What the task asks
Copy the records below exactly as they are written.

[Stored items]
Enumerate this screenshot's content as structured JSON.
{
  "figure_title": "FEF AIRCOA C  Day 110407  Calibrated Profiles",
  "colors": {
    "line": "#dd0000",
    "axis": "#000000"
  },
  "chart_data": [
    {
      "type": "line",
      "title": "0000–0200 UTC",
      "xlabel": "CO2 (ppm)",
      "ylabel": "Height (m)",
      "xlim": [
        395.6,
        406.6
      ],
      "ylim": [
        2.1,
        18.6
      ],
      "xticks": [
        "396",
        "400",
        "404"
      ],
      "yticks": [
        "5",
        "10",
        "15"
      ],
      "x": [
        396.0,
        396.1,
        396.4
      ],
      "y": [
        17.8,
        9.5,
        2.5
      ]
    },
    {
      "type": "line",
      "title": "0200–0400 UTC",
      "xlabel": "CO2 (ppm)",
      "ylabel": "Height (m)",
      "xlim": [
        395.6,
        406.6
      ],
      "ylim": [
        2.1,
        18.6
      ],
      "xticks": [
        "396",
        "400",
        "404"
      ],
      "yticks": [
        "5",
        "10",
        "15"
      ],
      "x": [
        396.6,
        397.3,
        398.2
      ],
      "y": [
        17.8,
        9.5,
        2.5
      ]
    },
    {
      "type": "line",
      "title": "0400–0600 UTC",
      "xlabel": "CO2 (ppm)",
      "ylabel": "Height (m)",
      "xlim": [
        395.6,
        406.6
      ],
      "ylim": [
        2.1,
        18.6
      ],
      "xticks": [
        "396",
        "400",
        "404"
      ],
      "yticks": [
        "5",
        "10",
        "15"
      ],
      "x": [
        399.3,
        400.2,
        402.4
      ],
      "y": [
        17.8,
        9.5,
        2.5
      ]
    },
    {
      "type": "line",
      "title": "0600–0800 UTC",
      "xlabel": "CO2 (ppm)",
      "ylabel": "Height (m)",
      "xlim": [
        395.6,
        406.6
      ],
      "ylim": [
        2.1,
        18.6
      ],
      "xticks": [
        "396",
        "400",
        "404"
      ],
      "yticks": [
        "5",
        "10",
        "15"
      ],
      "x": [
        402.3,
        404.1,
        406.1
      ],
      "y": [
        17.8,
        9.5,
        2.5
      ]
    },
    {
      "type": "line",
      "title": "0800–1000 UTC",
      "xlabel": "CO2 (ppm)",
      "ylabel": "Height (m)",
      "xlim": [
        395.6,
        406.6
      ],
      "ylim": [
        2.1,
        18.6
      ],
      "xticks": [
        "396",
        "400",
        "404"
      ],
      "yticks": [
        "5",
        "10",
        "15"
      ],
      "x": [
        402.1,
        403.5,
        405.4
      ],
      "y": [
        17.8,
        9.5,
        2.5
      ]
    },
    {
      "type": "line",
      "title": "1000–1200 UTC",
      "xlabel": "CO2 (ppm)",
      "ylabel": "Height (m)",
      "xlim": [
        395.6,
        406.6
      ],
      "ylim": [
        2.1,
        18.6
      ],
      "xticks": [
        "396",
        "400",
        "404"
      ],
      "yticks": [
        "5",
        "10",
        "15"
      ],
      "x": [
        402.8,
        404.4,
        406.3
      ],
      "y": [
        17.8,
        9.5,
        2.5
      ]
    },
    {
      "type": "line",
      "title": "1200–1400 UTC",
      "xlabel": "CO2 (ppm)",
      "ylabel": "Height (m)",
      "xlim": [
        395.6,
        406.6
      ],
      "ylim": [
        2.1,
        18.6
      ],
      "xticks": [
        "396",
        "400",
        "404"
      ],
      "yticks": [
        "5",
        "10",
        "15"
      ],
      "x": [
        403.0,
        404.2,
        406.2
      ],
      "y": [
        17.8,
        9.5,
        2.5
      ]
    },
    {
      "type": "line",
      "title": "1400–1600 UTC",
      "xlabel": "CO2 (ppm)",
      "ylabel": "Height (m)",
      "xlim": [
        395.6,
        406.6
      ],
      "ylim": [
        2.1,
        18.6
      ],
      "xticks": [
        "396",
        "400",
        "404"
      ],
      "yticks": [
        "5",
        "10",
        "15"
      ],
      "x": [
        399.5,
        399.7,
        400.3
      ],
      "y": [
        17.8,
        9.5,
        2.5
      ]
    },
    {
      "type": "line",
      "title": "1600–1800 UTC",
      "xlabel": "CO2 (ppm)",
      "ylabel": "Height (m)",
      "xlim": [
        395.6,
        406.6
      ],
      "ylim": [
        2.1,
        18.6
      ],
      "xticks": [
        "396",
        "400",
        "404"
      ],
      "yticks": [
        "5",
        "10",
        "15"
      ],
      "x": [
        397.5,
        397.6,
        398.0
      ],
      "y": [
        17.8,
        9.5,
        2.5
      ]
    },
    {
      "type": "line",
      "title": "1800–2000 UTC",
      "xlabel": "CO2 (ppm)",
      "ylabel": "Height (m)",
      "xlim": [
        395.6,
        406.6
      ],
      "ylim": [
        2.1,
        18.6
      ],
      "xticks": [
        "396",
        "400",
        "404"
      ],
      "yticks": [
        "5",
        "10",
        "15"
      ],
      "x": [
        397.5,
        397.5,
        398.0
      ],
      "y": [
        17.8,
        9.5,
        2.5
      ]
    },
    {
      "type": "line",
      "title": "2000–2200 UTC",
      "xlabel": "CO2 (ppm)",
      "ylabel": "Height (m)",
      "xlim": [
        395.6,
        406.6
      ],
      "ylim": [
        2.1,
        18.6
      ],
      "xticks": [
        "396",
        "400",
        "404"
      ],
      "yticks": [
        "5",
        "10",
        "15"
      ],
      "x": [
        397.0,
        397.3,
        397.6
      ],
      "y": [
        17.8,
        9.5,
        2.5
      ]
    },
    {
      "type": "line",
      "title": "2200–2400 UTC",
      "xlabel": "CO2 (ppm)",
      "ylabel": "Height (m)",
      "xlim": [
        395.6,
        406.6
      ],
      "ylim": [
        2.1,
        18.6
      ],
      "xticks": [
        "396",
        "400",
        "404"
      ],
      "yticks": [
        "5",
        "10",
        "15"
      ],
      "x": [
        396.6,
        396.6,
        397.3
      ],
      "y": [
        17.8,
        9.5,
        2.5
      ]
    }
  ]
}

Solution below
Enumerate this screenshot's content as structured JSON.
{
  "figure_title": "FEF AIRCOA C  Day 110407  Calibrated Profiles",
  "colors": {
    "line": "#dd0000",
    "axis": "#000000"
  },
  "chart_data": [
    {
      "type": "line",
      "title": "0000–0200 UTC",
      "xlabel": "CO2 (ppm)",
      "ylabel": "Height (m)",
      "xlim": [
        395.6,
        406.6
      ],
      "ylim": [
        2.1,
        18.6
      ],
      "xticks": [
        "396",
        "400",
        "404"
      ],
      "yticks": [
        "5",
        "10",
        "15"
      ],
      "x": [
        396.0,
        396.1,
        396.4
      ],
      "y": [
        17.8,
        9.5,
        2.5
      ]
    },
    {
      "type": "line",
      "title": "0200–0400 UTC",
      "xlabel": "CO2 (ppm)",
      "ylabel": "Height (m)",
      "xlim": [
        395.6,
        406.6
      ],
      "ylim": [
        2.1,
        18.6
      ],
      "xticks": [
        "396",
        "400",
        "404"
      ],
      "yticks": [
        "5",
        "10",
        "15"
      ],
      "x": [
        396.6,
        397.3,
        398.2
      ],
      "y": [
        17.8,
        9.5,
        2.5
      ]
    },
    {
      "type": "line",
      "title": "0400–0600 UTC",
      "xlabel": "CO2 (ppm)",
      "ylabel": "Height (m)",
      "xlim": [
        395.6,
        406.6
      ],
      "ylim": [
        2.1,
        18.6
      ],
      "xticks": [
        "396",
        "400",
        "404"
      ],
      "yticks": [
        "5",
        "10",
        "15"
      ],
      "x": [
        399.3,
        400.2,
        402.4
      ],
      "y": [
        17.8,
        9.5,
        2.5
      ]
    },
    {
      "type": "line",
      "title": "0600–0800 UTC",
      "xlabel": "CO2 (ppm)",
      "ylabel": "Height (m)",
      "xlim": [
        395.6,
        406.6
      ],
      "ylim": [
        2.1,
        18.6
      ],
      "xticks": [
        "396",
        "400",
        "404"
      ],
      "yticks": [
        "5",
        "10",
        "15"
      ],
      "x": [
        402.3,
        404.1,
        406.1
      ],
      "y": [
        17.8,
        9.5,
        2.5
      ]
    },
    {
      "type": "line",
      "title": "0800–1000 UTC",
      "xlabel": "CO2 (ppm)",
      "ylabel": "Height (m)",
      "xlim": [
        395.6,
        406.6
      ],
      "ylim": [
        2.1,
        18.6
      ],
      "xticks": [
        "396",
        "400",
        "404"
      ],
      "yticks": [
        "5",
        "10",
        "15"
      ],
      "x": [
        402.1,
        403.5,
        405.4
      ],
      "y": [
        17.8,
        9.5,
        2.5
      ]
    },
    {
      "type": "line",
      "title": "1000–1200 UTC",
      "xlabel": "CO2 (ppm)",
      "ylabel": "Height (m)",
      "xlim": [
        395.6,
        406.6
      ],
      "ylim": [
        2.1,
        18.6
      ],
      "xticks": [
        "396",
        "400",
        "404"
      ],
      "yticks": [
        "5",
        "10",
        "15"
      ],
      "x": [
        402.8,
        404.4,
        406.3
      ],
      "y": [
        17.8,
        9.5,
        2.5
      ]
    },
    {
      "type": "line",
      "title": "1200–1400 UTC",
      "xlabel": "CO2 (ppm)",
      "ylabel": "Height (m)",
      "xlim": [
        395.6,
        406.6
      ],
      "ylim": [
        2.1,
        18.6
      ],
      "xticks": [
        "396",
        "400",
        "404"
      ],
      "yticks": [
        "5",
        "10",
        "15"
      ],
      "x": [
        403.0,
        404.2,
        406.2
      ],
      "y": [
        17.8,
        9.5,
        2.5
      ]
    },
    {
      "type": "line",
      "title": "1400–1600 UTC",
      "xlabel": "CO2 (ppm)",
      "ylabel": "Height (m)",
      "xlim": [
        395.6,
        406.6
      ],
      "ylim": [
        2.1,
        18.6
      ],
      "xticks": [
        "396",
        "400",
        "404"
      ],
      "yticks": [
        "5",
        "10",
        "15"
      ],
      "x": [
        399.5,
        399.7,
        400.3
      ],
      "y": [
        17.8,
        9.5,
        2.5
      ]
    },
    {
      "type": "line",
      "title": "1600–1800 UTC",
      "xlabel": "CO2 (ppm)",
      "ylabel": "Height (m)",
      "xlim": [
        395.6,
        406.6
      ],
      "ylim": [
        2.1,
        18.6
      ],
      "xticks": [
        "396",
        "400",
        "404"
      ],
      "yticks": [
        "5",
        "10",
        "15"
      ],
      "x": [
        397.5,
        397.6,
        398.0
      ],
      "y": [
        17.8,
        9.5,
        2.5
      ]
    },
    {
      "type": "line",
      "title": "1800–2000 UTC",
      "xlabel": "CO2 (ppm)",
      "ylabel": "Height (m)",
      "xlim": [
        395.6,
        406.6
      ],
      "ylim": [
        2.1,
        18.6
      ],
      "xticks": [
        "396",
        "400",
        "404"
      ],
      "yticks": [
        "5",
        "10",
        "15"
      ],
      "x": [
        397.5,
        397.5,
        398.0
      ],
      "y": [
        17.8,
        9.5,
        2.5
      ]
    },
    {
      "type": "line",
      "title": "2000–2200 UTC",
      "xlabel": "CO2 (ppm)",
      "ylabel": "Height (m)",
      "xlim": [
        395.6,
        406.6
      ],
      "ylim": [
        2.1,
        18.6
      ],
      "xticks": [
        "396",
        "400",
        "404"
      ],
      "yticks": [
        "5",
        "10",
        "15"
      ],
      "x": [
        397.0,
        397.3,
        397.6
      ],
      "y": [
        17.8,
        9.5,
        2.5
      ]
    },
    {
      "type": "line",
      "title": "2200–2400 UTC",
      "xlabel": "CO2 (ppm)",
      "ylabel": "Height (m)",
      "xlim": [
        395.6,
        406.6
      ],
      "ylim": [
        2.1,
        18.6
      ],
      "xticks": [
        "396",
        "400",
        "404"
      ],
      "yticks": [
        "5",
        "10",
        "15"
      ],
      "x": [
        396.6,
        396.6,
        397.3
      ],
      "y": [
        17.8,
        9.5,
        2.5
      ]
    }
  ]
}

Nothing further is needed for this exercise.